> Directive
Each line below that contains "color" counts once; report the total and nothing more.

> Information provided
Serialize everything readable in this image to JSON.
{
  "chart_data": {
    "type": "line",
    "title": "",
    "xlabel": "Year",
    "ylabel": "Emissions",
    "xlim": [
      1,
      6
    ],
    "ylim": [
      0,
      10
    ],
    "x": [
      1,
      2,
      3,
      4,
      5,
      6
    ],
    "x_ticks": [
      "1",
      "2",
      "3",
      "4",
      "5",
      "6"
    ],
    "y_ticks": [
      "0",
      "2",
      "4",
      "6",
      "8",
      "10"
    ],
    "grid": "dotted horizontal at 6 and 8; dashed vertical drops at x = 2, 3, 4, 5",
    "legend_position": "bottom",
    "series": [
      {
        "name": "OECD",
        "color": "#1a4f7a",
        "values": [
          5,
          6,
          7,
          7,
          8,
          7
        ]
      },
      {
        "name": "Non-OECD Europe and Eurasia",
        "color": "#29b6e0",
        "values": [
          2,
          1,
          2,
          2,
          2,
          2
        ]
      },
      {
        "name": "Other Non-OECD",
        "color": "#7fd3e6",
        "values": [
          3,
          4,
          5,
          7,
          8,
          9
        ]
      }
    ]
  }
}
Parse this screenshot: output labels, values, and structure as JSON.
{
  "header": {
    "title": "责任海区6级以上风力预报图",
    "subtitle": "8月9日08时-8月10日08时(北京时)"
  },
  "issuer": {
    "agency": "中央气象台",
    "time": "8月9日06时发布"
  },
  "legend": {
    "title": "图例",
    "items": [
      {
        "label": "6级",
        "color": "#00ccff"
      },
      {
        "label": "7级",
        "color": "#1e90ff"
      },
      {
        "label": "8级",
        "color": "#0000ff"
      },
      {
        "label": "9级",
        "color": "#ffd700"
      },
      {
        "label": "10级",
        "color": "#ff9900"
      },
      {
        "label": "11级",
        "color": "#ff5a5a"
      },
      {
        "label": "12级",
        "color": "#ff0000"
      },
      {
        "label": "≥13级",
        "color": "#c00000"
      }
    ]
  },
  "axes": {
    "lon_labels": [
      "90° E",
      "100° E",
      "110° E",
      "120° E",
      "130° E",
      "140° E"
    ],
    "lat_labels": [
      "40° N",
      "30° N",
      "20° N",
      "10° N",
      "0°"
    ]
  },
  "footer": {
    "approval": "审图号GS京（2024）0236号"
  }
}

> Task answer
11